━━ RECORDS FOR PROCESSING ━━
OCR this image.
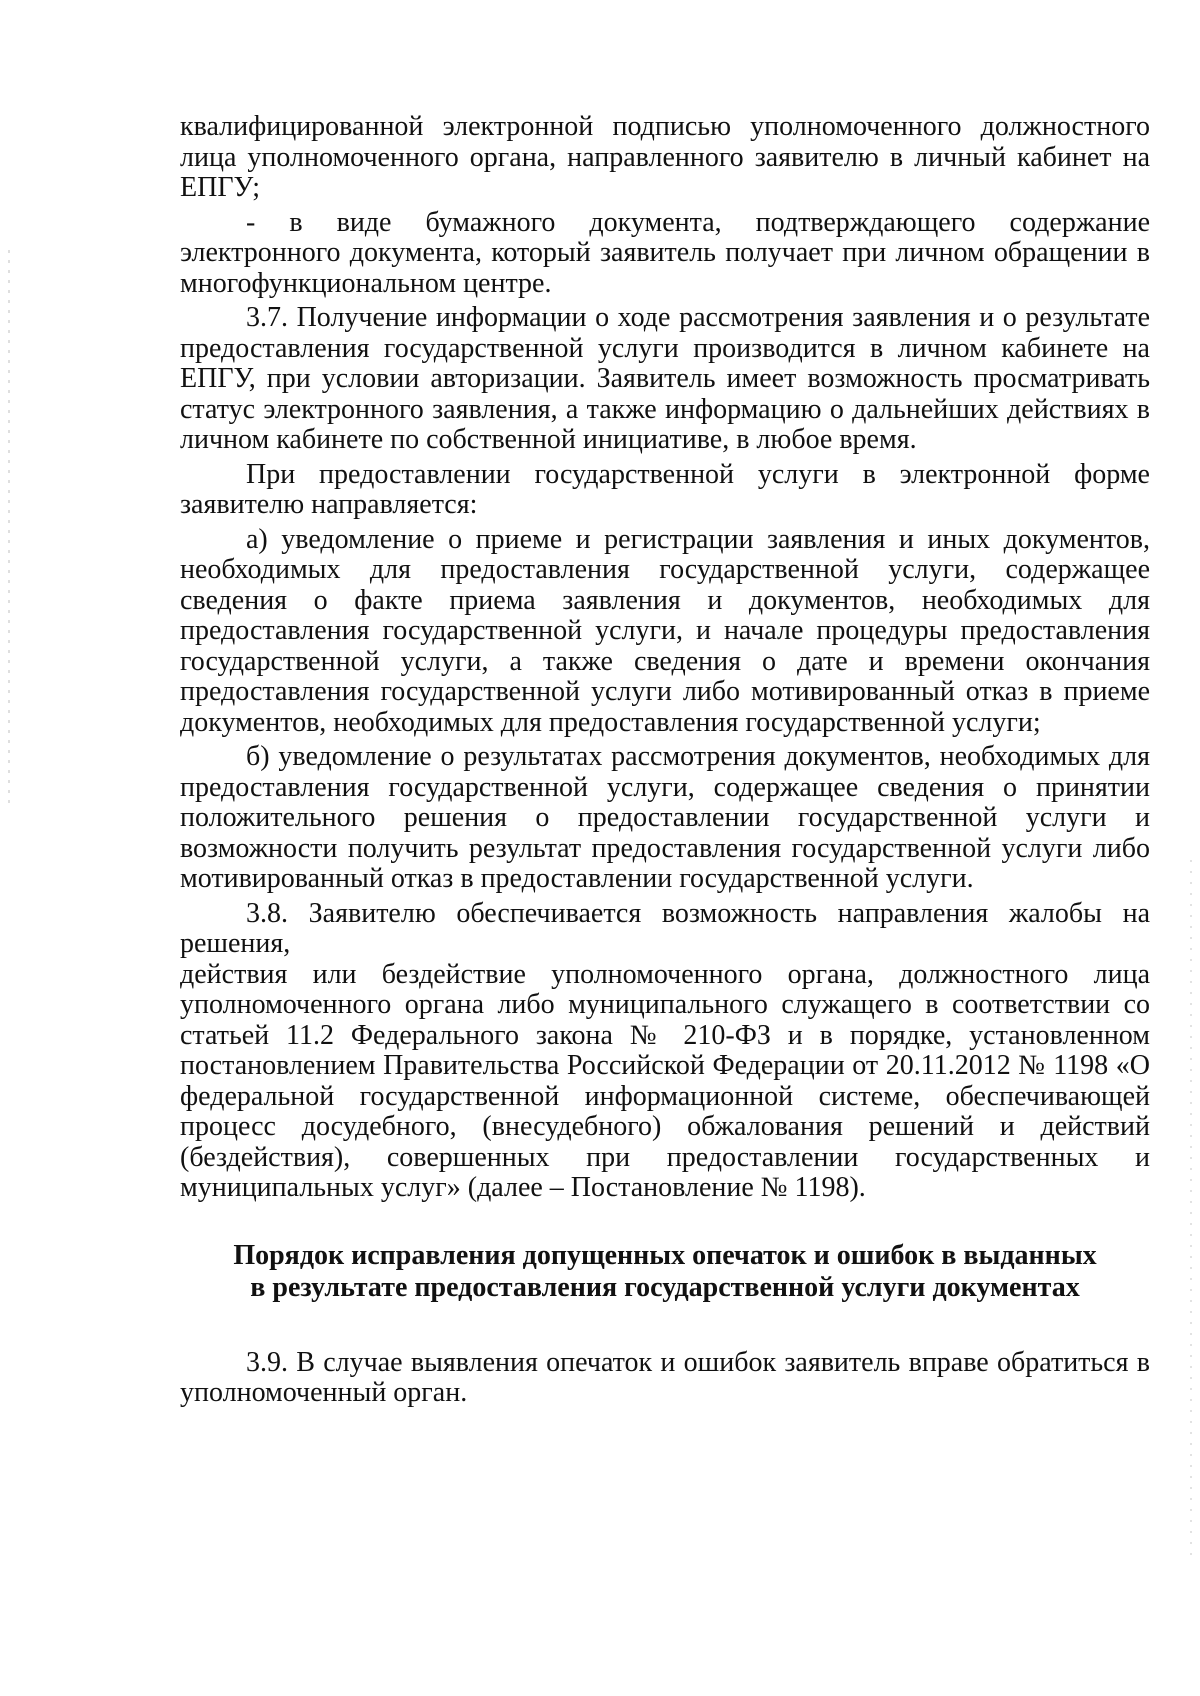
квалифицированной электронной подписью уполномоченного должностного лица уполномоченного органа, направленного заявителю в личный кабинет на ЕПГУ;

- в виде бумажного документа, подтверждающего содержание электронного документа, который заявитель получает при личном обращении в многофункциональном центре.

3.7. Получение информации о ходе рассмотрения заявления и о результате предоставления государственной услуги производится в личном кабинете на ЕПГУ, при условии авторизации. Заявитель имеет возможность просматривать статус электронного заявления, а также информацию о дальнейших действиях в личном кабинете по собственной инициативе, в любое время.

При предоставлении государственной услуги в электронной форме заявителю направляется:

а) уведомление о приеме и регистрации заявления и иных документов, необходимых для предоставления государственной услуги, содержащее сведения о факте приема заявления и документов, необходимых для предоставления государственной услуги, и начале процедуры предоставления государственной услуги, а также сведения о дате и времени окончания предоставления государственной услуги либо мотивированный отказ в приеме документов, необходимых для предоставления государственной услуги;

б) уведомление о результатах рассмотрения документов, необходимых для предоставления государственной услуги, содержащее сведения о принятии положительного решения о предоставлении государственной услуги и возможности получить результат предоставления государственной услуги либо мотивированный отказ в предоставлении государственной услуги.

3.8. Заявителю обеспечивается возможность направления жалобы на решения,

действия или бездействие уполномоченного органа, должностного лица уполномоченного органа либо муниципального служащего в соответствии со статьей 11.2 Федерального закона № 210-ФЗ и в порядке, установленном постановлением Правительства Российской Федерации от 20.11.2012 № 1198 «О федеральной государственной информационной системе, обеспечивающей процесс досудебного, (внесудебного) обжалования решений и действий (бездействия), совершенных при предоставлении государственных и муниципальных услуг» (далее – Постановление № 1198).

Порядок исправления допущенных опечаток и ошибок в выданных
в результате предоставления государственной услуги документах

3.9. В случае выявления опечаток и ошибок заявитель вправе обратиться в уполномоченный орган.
━━━
━━ RECORDS FOR PROCESSING ━━
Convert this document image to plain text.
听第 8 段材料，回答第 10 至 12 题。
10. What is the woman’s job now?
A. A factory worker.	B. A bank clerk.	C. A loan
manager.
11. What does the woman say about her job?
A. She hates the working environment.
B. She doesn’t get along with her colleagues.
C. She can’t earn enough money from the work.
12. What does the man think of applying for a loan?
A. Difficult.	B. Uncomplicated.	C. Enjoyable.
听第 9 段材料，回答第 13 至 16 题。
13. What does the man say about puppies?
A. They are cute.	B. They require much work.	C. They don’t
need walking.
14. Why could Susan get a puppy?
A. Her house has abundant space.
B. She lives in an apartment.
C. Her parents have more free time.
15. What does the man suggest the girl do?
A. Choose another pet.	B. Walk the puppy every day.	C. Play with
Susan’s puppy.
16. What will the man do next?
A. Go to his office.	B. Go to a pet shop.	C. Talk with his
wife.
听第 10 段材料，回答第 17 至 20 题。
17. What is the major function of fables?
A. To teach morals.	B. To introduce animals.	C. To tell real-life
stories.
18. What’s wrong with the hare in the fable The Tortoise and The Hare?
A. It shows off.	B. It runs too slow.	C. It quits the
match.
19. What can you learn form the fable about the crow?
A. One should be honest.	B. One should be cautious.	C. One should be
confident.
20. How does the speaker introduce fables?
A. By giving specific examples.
━━━
## TASK BRIEF
Report every line containing the word "необходимых" from the listing above.

## COMPLETE ANSWER
а) уведомление о приеме и регистрации заявления и иных документов, необходимых для предоставления государственной услуги, содержащее сведения о факте приема заявления и документов, необходимых для предоставления государственной услуги, и начале процедуры предоставления государственной услуги, а также сведения о дате и времени окончания предоставления государственной услуги либо мотивированный отказ в приеме документов, необходимых для предоставления государственной услуги;
б) уведомление о результатах рассмотрения документов, необходимых для предоставления государственной услуги, содержащее сведения о принятии положительного решения о предоставлении государственной услуги и возможности получить результат предоставления государственной услуги либо мотивированный отказ в предоставлении государственной услуги.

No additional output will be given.